**INFORMATION SUPPLIED**
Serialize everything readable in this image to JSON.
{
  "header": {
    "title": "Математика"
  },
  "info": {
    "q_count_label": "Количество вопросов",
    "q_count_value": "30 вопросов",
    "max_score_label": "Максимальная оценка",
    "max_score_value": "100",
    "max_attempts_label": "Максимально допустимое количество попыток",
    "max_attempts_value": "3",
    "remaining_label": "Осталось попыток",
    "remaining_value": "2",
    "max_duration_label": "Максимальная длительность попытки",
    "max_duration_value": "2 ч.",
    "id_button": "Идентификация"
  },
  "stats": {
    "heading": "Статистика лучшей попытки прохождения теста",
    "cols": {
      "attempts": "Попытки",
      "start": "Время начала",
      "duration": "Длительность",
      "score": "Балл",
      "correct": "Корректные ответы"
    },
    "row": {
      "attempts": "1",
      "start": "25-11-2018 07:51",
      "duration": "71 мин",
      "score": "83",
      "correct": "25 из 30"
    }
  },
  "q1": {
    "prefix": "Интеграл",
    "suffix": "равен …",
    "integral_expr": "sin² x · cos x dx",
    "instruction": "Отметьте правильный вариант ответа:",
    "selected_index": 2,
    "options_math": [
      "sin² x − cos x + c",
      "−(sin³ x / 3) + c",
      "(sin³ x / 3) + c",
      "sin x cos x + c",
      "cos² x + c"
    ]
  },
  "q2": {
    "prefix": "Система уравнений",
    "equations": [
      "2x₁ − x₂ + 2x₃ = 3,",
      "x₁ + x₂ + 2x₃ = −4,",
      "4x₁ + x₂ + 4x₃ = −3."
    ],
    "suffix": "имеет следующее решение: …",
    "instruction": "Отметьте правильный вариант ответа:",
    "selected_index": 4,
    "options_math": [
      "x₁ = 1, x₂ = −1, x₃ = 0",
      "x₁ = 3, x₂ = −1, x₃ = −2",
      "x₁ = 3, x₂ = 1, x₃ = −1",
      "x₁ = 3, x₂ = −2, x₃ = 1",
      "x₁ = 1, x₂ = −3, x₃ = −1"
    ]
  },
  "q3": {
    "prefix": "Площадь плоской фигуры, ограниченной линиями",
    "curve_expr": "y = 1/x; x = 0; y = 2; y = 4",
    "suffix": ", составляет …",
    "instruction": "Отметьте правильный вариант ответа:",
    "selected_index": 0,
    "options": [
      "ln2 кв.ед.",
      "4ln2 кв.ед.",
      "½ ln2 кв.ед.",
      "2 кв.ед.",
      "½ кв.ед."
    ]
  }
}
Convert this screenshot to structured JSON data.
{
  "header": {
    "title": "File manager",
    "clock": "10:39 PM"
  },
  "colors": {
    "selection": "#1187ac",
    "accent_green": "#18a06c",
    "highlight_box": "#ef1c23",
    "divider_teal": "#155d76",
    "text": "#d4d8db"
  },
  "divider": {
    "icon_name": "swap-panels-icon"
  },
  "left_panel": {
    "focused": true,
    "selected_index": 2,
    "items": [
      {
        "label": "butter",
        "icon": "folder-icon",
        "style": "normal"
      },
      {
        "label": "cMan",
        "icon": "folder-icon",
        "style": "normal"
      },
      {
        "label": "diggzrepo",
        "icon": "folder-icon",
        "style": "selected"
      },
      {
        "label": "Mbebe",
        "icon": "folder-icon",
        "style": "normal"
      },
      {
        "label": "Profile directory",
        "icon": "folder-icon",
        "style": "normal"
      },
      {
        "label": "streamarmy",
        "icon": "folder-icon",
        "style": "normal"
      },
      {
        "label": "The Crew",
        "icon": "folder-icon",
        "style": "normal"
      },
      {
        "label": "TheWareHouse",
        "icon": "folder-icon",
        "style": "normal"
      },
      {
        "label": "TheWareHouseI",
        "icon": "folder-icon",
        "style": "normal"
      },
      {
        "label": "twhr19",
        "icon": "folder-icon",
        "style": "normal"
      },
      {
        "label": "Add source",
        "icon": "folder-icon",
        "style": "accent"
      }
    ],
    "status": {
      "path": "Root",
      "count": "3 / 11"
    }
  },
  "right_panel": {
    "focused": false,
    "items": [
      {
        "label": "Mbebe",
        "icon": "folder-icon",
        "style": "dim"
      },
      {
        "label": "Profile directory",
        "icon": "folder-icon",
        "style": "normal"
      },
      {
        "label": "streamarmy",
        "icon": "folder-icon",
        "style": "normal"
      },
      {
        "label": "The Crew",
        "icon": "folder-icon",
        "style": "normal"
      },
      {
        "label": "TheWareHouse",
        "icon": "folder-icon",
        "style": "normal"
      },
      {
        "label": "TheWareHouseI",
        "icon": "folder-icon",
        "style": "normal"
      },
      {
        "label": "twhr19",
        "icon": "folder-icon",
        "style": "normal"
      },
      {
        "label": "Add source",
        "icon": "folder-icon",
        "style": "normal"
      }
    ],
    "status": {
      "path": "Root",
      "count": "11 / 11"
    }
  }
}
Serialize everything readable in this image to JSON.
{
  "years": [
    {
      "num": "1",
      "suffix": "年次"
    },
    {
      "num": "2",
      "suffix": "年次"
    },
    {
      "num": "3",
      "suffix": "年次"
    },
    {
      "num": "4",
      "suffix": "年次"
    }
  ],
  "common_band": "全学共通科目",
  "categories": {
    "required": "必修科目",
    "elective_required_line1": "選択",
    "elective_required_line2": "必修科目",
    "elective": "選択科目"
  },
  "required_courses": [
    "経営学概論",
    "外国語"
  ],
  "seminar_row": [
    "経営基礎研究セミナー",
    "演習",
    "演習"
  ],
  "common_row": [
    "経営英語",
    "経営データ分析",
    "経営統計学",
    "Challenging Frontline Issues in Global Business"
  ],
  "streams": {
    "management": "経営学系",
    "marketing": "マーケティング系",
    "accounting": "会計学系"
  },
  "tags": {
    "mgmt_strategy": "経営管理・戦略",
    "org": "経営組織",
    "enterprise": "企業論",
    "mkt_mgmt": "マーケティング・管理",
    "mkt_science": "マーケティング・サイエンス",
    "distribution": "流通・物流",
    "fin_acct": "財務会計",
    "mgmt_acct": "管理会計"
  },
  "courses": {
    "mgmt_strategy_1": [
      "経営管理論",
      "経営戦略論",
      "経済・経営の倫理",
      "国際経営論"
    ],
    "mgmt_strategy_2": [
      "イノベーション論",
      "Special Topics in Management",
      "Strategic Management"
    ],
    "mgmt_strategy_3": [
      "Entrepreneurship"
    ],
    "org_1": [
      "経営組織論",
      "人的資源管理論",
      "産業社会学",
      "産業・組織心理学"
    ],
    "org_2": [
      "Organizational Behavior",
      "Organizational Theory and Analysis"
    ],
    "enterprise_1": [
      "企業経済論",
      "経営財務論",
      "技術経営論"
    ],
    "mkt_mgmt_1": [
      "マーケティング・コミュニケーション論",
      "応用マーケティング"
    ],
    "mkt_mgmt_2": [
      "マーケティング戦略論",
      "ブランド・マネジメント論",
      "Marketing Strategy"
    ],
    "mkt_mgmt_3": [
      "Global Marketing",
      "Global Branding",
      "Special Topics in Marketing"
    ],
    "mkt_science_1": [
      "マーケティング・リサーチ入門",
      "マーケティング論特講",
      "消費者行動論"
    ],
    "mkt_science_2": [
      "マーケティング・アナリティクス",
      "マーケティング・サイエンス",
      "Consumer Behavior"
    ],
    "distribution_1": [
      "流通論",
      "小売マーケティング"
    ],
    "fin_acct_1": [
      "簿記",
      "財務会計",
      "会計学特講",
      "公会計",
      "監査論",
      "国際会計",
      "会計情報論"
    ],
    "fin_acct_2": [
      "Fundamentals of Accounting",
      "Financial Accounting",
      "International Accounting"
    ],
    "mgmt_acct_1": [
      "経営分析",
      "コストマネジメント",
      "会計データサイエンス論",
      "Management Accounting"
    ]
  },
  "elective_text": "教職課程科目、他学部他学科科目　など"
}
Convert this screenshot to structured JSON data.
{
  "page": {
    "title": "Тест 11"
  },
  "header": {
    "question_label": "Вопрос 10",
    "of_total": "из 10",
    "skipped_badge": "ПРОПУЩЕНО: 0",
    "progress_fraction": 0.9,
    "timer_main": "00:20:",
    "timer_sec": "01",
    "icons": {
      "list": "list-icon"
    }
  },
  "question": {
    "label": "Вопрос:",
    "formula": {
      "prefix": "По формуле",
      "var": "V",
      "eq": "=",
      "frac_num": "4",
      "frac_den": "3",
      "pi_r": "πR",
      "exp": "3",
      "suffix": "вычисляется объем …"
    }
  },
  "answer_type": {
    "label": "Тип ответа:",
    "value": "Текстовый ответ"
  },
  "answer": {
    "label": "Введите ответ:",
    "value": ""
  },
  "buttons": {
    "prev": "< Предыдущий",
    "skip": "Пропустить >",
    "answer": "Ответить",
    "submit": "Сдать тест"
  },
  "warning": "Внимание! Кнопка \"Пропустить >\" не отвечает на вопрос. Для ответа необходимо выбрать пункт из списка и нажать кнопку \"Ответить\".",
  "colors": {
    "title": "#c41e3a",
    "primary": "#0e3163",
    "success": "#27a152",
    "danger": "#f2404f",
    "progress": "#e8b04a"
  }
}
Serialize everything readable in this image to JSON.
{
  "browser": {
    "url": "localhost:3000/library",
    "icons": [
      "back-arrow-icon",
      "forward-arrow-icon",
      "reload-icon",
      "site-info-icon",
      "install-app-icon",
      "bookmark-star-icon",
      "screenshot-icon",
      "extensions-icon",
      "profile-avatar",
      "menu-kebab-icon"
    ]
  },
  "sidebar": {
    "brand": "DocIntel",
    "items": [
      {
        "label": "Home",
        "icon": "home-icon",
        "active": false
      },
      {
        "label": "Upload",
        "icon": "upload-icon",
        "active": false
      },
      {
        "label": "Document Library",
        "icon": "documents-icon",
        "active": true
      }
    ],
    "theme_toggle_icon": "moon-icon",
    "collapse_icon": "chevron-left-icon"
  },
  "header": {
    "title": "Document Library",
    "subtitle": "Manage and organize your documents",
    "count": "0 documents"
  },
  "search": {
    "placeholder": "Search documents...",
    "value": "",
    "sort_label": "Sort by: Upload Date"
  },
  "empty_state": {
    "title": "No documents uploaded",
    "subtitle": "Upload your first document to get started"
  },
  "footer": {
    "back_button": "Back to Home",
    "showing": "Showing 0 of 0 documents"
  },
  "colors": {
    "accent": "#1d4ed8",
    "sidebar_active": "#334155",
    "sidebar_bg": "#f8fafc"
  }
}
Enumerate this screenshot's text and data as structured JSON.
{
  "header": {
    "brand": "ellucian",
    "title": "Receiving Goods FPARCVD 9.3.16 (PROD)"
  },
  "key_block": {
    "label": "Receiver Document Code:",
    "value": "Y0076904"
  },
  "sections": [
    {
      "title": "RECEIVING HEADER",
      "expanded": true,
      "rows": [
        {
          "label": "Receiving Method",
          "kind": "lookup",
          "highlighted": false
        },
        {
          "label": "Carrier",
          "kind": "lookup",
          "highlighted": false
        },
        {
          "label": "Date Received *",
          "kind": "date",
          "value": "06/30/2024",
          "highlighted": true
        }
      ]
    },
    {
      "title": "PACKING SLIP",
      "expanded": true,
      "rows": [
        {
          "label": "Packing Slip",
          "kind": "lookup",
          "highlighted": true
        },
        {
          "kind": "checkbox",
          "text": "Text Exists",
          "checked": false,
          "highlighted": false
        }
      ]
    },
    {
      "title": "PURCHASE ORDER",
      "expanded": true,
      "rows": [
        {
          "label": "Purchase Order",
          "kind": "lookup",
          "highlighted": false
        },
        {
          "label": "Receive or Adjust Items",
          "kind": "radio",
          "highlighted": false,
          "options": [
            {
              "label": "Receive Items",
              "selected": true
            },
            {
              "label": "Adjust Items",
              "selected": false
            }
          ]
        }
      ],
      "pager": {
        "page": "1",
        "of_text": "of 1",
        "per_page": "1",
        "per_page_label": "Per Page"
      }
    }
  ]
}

**EXERCISE**
Sift the material for lines with the string "prefix". Copy each one found.

**FINAL ANSWER**
    "prefix": "Интеграл",
    "prefix": "Система уравнений",
    "prefix": "Площадь плоской фигуры, ограниченной линиями",
      "prefix": "По формуле",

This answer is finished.